The data below is to be returned in full and exactly.

════════════════════

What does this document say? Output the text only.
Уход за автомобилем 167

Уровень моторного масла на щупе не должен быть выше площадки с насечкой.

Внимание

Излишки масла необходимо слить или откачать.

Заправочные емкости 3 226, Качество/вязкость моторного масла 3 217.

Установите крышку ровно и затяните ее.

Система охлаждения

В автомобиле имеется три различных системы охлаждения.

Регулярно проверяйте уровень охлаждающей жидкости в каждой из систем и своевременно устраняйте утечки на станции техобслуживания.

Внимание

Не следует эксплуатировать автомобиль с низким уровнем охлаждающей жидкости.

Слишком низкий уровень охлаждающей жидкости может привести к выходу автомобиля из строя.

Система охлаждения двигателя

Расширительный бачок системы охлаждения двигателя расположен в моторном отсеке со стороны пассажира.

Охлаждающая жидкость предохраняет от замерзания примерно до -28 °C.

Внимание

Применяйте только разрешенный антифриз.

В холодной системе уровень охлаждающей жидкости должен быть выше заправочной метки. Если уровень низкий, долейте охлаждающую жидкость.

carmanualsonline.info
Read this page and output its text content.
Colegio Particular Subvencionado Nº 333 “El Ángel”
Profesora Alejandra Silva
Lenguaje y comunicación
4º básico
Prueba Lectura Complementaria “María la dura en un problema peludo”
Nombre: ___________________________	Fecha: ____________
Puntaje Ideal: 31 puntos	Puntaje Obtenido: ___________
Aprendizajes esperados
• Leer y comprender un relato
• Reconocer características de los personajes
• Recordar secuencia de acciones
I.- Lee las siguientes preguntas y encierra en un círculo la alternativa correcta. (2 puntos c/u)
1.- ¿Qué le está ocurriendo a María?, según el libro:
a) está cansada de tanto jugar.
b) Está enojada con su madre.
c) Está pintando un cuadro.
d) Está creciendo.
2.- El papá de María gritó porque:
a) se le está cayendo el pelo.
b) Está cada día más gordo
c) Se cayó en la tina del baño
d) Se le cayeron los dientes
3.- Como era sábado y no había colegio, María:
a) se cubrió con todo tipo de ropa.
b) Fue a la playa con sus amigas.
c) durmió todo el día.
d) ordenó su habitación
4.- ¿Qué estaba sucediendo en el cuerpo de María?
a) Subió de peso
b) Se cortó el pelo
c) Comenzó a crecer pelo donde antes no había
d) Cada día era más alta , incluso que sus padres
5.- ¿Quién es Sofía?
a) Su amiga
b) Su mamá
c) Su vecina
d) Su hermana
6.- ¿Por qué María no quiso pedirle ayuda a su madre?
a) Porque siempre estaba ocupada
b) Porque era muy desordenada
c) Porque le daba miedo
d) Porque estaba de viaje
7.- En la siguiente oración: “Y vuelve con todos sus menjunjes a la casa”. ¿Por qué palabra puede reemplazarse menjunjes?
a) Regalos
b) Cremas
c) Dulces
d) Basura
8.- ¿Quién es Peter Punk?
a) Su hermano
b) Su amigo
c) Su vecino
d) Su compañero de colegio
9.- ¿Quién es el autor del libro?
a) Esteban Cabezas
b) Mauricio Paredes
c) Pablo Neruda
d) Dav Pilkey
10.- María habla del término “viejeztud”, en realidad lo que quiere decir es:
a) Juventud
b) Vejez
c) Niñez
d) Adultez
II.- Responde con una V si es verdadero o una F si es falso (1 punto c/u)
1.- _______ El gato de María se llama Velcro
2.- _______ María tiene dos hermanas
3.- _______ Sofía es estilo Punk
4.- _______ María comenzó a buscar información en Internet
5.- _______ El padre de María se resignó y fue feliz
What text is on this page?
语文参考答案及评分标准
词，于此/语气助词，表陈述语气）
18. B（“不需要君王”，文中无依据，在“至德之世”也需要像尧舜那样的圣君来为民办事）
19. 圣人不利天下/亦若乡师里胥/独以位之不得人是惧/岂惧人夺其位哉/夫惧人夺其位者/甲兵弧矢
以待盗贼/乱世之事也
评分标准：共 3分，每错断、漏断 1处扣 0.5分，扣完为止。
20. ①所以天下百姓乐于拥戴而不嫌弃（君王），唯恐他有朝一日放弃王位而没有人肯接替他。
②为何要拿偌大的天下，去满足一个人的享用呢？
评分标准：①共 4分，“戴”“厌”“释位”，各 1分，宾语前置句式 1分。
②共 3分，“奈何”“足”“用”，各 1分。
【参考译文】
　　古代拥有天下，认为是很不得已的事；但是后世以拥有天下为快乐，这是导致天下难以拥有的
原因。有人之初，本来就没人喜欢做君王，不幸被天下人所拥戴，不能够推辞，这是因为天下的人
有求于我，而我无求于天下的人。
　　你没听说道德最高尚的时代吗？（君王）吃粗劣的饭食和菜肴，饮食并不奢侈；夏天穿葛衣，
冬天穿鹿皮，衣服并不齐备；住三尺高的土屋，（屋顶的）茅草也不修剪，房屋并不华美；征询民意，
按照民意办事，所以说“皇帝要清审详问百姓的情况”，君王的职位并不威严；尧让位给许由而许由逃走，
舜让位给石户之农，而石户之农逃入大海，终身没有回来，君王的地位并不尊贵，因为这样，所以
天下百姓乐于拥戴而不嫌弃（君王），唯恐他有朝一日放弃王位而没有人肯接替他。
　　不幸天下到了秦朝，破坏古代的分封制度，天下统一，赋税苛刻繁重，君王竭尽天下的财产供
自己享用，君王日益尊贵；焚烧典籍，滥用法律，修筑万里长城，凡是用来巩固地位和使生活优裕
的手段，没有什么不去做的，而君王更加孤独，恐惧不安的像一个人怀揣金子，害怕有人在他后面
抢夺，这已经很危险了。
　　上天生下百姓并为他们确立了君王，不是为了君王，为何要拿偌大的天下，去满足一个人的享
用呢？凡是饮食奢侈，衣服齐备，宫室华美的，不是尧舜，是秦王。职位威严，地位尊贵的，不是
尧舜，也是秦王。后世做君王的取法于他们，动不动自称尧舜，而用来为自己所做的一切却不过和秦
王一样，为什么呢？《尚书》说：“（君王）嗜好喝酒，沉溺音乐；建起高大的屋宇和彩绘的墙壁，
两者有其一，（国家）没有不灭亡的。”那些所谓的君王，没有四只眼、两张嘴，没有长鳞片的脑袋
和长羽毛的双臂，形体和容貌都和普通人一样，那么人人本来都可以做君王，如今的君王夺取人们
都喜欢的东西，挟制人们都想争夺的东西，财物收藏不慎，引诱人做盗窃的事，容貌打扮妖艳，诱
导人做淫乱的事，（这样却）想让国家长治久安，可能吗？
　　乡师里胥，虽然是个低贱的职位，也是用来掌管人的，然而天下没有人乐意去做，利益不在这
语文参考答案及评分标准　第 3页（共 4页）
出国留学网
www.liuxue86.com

════════════════════

IN RESPONSE:
What does this document say? Output the text only.
Уход за автомобилем 167

Уровень моторного масла на щупе не должен быть выше площадки с насечкой.

Внимание

Излишки масла необходимо слить или откачать.

Заправочные емкости 3 226, Качество/вязкость моторного масла 3 217.

Установите крышку ровно и затяните ее.

Система охлаждения

В автомобиле имеется три различных системы охлаждения.

Регулярно проверяйте уровень охлаждающей жидкости в каждой из систем и своевременно устраняйте утечки на станции техобслуживания.

Внимание

Не следует эксплуатировать автомобиль с низким уровнем охлаждающей жидкости.

Слишком низкий уровень охлаждающей жидкости может привести к выходу автомобиля из строя.

Система охлаждения двигателя

Расширительный бачок системы охлаждения двигателя расположен в моторном отсеке со стороны пассажира.

Охлаждающая жидкость предохраняет от замерзания примерно до -28 °C.

Внимание

Применяйте только разрешенный антифриз.

В холодной системе уровень охлаждающей жидкости должен быть выше заправочной метки. Если уровень низкий, долейте охлаждающую жидкость.

carmanualsonline.info
Read this page and output its text content.
Colegio Particular Subvencionado Nº 333 “El Ángel”
Profesora Alejandra Silva
Lenguaje y comunicación
4º básico
Prueba Lectura Complementaria “María la dura en un problema peludo”
Nombre: ___________________________	Fecha: ____________
Puntaje Ideal: 31 puntos	Puntaje Obtenido: ___________
Aprendizajes esperados
• Leer y comprender un relato
• Reconocer características de los personajes
• Recordar secuencia de acciones
I.- Lee las siguientes preguntas y encierra en un círculo la alternativa correcta. (2 puntos c/u)
1.- ¿Qué le está ocurriendo a María?, según el libro:
a) está cansada de tanto jugar.
b) Está enojada con su madre.
c) Está pintando un cuadro.
d) Está creciendo.
2.- El papá de María gritó porque:
a) se le está cayendo el pelo.
b) Está cada día más gordo
c) Se cayó en la tina del baño
d) Se le cayeron los dientes
3.- Como era sábado y no había colegio, María:
a) se cubrió con todo tipo de ropa.
b) Fue a la playa con sus amigas.
c) durmió todo el día.
d) ordenó su habitación
4.- ¿Qué estaba sucediendo en el cuerpo de María?
a) Subió de peso
b) Se cortó el pelo
c) Comenzó a crecer pelo donde antes no había
d) Cada día era más alta , incluso que sus padres
5.- ¿Quién es Sofía?
a) Su amiga
b) Su mamá
c) Su vecina
d) Su hermana
6.- ¿Por qué María no quiso pedirle ayuda a su madre?
a) Porque siempre estaba ocupada
b) Porque era muy desordenada
c) Porque le daba miedo
d) Porque estaba de viaje
7.- En la siguiente oración: “Y vuelve con todos sus menjunjes a la casa”. ¿Por qué palabra puede reemplazarse menjunjes?
a) Regalos
b) Cremas
c) Dulces
d) Basura
8.- ¿Quién es Peter Punk?
a) Su hermano
b) Su amigo
c) Su vecino
d) Su compañero de colegio
9.- ¿Quién es el autor del libro?
a) Esteban Cabezas
b) Mauricio Paredes
c) Pablo Neruda
d) Dav Pilkey
10.- María habla del término “viejeztud”, en realidad lo que quiere decir es:
a) Juventud
b) Vejez
c) Niñez
d) Adultez
II.- Responde con una V si es verdadero o una F si es falso (1 punto c/u)
1.- _______ El gato de María se llama Velcro
2.- _______ María tiene dos hermanas
3.- _______ Sofía es estilo Punk
4.- _______ María comenzó a buscar información en Internet
5.- _______ El padre de María se resignó y fue feliz
What text is on this page?
语文参考答案及评分标准
词，于此/语气助词，表陈述语气）
18. B（“不需要君王”，文中无依据，在“至德之世”也需要像尧舜那样的圣君来为民办事）
19. 圣人不利天下/亦若乡师里胥/独以位之不得人是惧/岂惧人夺其位哉/夫惧人夺其位者/甲兵弧矢
以待盗贼/乱世之事也
评分标准：共 3分，每错断、漏断 1处扣 0.5分，扣完为止。
20. ①所以天下百姓乐于拥戴而不嫌弃（君王），唯恐他有朝一日放弃王位而没有人肯接替他。
②为何要拿偌大的天下，去满足一个人的享用呢？
评分标准：①共 4分，“戴”“厌”“释位”，各 1分，宾语前置句式 1分。
②共 3分，“奈何”“足”“用”，各 1分。
【参考译文】
　　古代拥有天下，认为是很不得已的事；但是后世以拥有天下为快乐，这是导致天下难以拥有的
原因。有人之初，本来就没人喜欢做君王，不幸被天下人所拥戴，不能够推辞，这是因为天下的人
有求于我，而我无求于天下的人。
　　你没听说道德最高尚的时代吗？（君王）吃粗劣的饭食和菜肴，饮食并不奢侈；夏天穿葛衣，
冬天穿鹿皮，衣服并不齐备；住三尺高的土屋，（屋顶的）茅草也不修剪，房屋并不华美；征询民意，
按照民意办事，所以说“皇帝要清审详问百姓的情况”，君王的职位并不威严；尧让位给许由而许由逃走，
舜让位给石户之农，而石户之农逃入大海，终身没有回来，君王的地位并不尊贵，因为这样，所以
天下百姓乐于拥戴而不嫌弃（君王），唯恐他有朝一日放弃王位而没有人肯接替他。
　　不幸天下到了秦朝，破坏古代的分封制度，天下统一，赋税苛刻繁重，君王竭尽天下的财产供
自己享用，君王日益尊贵；焚烧典籍，滥用法律，修筑万里长城，凡是用来巩固地位和使生活优裕
的手段，没有什么不去做的，而君王更加孤独，恐惧不安的像一个人怀揣金子，害怕有人在他后面
抢夺，这已经很危险了。
　　上天生下百姓并为他们确立了君王，不是为了君王，为何要拿偌大的天下，去满足一个人的享
用呢？凡是饮食奢侈，衣服齐备，宫室华美的，不是尧舜，是秦王。职位威严，地位尊贵的，不是
尧舜，也是秦王。后世做君王的取法于他们，动不动自称尧舜，而用来为自己所做的一切却不过和秦
王一样，为什么呢？《尚书》说：“（君王）嗜好喝酒，沉溺音乐；建起高大的屋宇和彩绘的墙壁，
两者有其一，（国家）没有不灭亡的。”那些所谓的君王，没有四只眼、两张嘴，没有长鳞片的脑袋
和长羽毛的双臂，形体和容貌都和普通人一样，那么人人本来都可以做君王，如今的君王夺取人们
都喜欢的东西，挟制人们都想争夺的东西，财物收藏不慎，引诱人做盗窃的事，容貌打扮妖艳，诱
导人做淫乱的事，（这样却）想让国家长治久安，可能吗？
　　乡师里胥，虽然是个低贱的职位，也是用来掌管人的，然而天下没有人乐意去做，利益不在这
语文参考答案及评分标准　第 3页（共 4页）
出国留学网
www.liuxue86.com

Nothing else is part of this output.